REQUIREMENTS: How many of the lines below contain "sociaux"? Answer with that number alone.

LISTED ENTRIES:

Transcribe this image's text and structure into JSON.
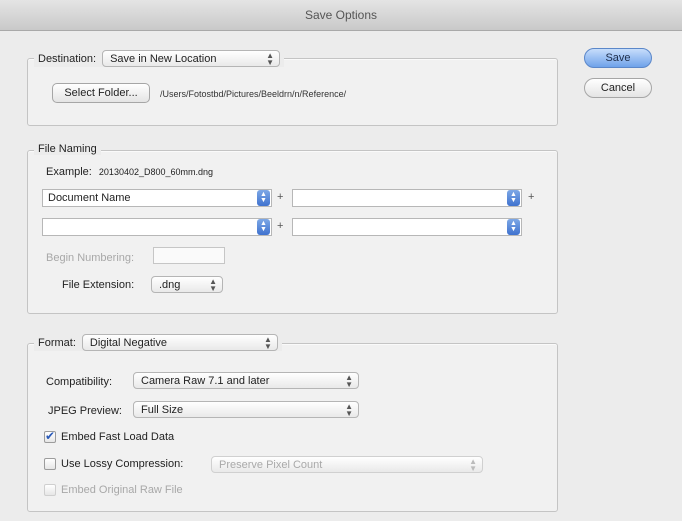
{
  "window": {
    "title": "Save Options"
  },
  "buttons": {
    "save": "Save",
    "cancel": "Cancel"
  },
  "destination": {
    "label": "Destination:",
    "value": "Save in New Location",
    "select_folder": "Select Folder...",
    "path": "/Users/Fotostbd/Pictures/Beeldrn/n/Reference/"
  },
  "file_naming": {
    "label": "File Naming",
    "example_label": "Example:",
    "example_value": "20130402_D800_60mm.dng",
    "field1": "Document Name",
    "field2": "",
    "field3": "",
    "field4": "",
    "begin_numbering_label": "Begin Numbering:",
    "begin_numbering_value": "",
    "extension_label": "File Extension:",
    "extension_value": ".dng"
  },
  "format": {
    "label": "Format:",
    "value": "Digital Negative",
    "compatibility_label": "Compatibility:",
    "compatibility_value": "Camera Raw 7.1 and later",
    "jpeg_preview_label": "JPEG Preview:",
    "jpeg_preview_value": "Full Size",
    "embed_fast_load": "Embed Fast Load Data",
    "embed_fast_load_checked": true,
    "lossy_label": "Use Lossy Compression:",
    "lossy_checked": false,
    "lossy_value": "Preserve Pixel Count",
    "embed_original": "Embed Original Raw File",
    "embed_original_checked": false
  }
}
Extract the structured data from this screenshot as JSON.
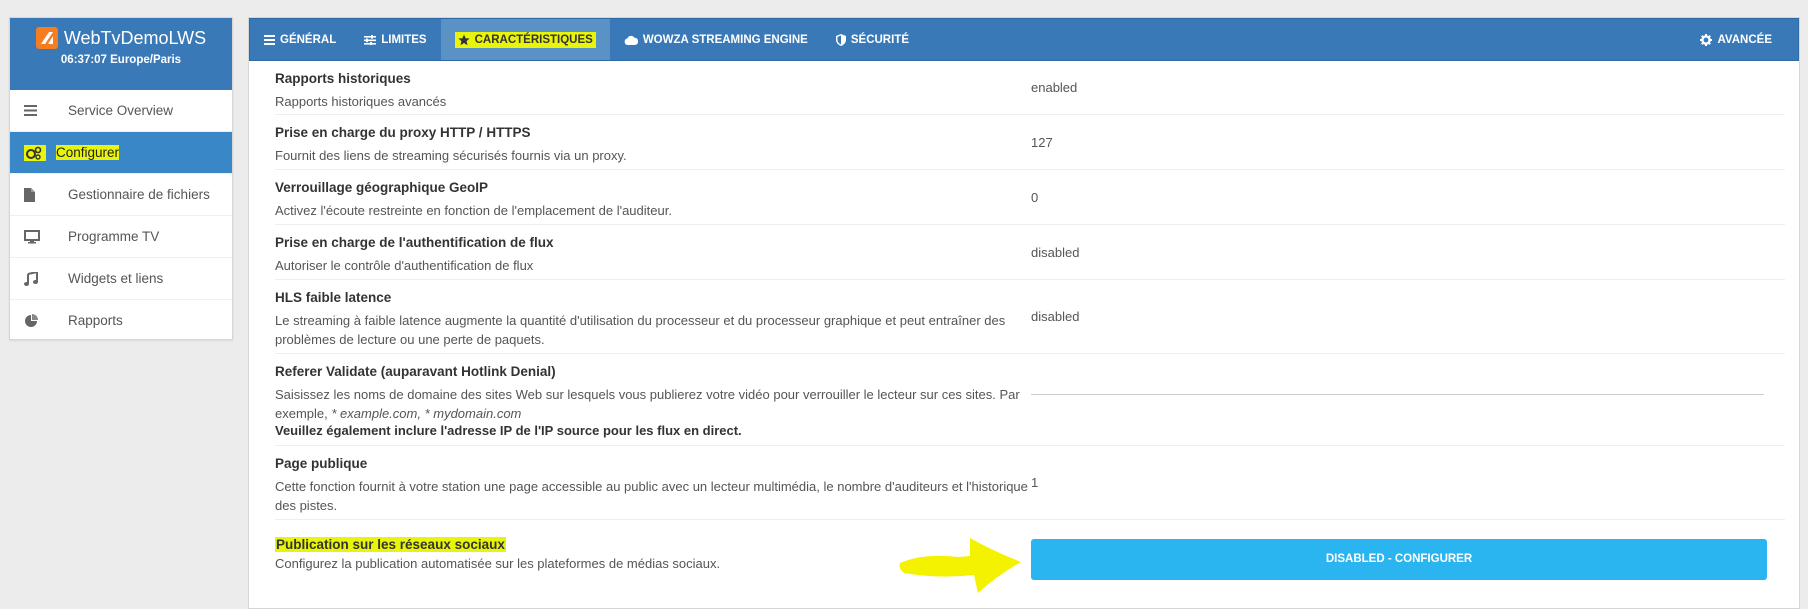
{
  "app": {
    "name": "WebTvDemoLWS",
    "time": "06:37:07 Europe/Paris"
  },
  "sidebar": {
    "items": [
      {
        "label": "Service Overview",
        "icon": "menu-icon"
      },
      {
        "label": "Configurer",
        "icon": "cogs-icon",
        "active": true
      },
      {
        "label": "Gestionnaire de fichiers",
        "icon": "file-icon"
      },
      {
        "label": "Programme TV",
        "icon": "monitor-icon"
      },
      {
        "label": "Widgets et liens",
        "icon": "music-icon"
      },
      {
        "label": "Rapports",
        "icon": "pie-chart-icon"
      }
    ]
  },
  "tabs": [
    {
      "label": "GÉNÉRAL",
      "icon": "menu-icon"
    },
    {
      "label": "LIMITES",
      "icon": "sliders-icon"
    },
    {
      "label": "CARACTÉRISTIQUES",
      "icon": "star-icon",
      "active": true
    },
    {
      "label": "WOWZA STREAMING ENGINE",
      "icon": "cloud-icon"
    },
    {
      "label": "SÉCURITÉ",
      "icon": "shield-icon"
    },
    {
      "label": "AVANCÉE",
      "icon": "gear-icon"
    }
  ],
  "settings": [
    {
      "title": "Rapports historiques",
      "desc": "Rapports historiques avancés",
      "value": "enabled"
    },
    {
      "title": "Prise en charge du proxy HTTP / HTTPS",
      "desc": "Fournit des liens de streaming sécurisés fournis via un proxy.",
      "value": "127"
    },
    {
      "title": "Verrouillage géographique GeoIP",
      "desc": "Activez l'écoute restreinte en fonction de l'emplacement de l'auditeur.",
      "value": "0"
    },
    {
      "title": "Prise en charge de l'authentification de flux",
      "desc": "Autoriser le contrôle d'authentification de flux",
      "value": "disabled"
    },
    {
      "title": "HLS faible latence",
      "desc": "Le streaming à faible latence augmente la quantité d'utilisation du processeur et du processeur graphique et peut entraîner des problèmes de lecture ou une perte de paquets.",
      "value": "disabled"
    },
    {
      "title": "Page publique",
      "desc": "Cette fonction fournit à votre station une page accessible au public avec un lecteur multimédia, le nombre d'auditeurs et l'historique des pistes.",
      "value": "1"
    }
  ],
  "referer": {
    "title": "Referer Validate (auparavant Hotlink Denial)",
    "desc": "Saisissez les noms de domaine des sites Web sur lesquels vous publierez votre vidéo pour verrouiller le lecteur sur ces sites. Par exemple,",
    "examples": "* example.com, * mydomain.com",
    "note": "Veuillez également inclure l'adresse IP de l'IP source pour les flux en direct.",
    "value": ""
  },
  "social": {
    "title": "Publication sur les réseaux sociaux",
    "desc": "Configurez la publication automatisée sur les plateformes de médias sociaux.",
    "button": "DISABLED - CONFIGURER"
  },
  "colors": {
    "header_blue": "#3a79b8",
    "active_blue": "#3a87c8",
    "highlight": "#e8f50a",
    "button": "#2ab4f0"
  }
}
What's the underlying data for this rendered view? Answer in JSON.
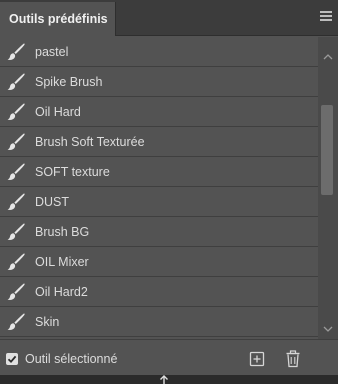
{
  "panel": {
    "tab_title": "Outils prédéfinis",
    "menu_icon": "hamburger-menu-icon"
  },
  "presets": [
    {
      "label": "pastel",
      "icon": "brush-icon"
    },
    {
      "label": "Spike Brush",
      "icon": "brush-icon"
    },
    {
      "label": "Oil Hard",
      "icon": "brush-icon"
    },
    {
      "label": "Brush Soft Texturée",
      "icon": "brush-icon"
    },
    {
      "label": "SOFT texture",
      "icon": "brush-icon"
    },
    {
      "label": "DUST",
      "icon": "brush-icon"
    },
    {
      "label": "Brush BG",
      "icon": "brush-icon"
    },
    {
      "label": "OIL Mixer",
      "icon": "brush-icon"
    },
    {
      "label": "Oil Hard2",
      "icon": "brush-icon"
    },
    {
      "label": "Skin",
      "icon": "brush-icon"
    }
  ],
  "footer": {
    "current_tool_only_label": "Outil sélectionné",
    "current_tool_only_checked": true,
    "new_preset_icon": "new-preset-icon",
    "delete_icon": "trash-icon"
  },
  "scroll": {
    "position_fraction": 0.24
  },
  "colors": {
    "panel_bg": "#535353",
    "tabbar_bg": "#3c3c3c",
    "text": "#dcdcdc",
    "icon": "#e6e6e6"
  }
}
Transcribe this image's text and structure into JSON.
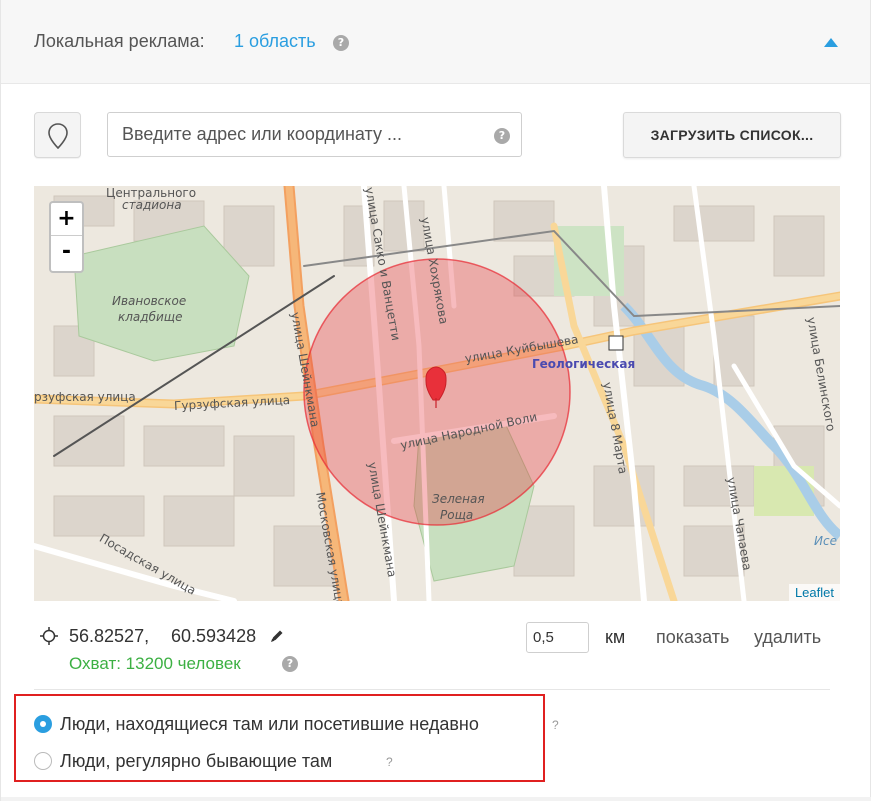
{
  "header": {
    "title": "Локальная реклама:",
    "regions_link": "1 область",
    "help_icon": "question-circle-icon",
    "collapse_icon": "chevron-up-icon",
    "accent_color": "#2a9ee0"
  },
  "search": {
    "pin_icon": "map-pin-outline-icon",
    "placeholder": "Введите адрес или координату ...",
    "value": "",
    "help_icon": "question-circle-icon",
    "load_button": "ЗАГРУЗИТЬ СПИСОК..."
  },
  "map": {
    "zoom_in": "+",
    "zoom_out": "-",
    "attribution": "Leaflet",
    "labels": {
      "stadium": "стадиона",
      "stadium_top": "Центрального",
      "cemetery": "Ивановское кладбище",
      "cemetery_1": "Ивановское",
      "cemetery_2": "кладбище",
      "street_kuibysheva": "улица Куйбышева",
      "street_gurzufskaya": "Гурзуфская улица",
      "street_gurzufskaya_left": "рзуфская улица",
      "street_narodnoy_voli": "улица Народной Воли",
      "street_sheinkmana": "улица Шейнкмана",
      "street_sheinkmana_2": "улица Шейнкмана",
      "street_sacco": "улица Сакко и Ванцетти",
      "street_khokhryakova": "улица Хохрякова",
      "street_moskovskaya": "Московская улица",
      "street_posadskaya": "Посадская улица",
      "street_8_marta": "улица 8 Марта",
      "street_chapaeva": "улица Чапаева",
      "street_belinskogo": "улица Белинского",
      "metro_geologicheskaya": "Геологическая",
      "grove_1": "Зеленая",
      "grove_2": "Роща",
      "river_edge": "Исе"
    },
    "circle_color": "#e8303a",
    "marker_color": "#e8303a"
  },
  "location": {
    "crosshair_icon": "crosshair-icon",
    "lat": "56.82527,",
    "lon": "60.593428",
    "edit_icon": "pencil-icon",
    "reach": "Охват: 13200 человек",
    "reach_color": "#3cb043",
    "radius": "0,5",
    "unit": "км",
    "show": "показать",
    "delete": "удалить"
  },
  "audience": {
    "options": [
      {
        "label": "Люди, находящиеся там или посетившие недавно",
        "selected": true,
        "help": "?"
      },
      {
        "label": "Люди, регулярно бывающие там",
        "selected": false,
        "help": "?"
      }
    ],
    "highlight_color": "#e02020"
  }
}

ANSWER IN FULL: 2